[Items listed in a dataset]
_ _ _ _

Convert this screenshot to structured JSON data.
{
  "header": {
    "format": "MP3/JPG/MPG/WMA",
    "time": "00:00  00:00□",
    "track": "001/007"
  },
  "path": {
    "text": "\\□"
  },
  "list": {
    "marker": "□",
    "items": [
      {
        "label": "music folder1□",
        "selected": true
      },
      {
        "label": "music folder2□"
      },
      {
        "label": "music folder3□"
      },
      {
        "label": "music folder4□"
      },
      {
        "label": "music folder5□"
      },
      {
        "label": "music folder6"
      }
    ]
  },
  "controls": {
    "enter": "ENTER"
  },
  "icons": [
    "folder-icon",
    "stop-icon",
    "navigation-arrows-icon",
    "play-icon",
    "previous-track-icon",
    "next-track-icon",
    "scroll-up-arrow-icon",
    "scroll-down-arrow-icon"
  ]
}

_ _ _ _

* _What is required_
Return every line from the records above that holds the word "music".

* _Task answer_
        "label": "music folder1□",
        "label": "music folder2□"
        "label": "music folder3□"
        "label": "music folder4□"
        "label": "music folder5□"
        "label": "music folder6"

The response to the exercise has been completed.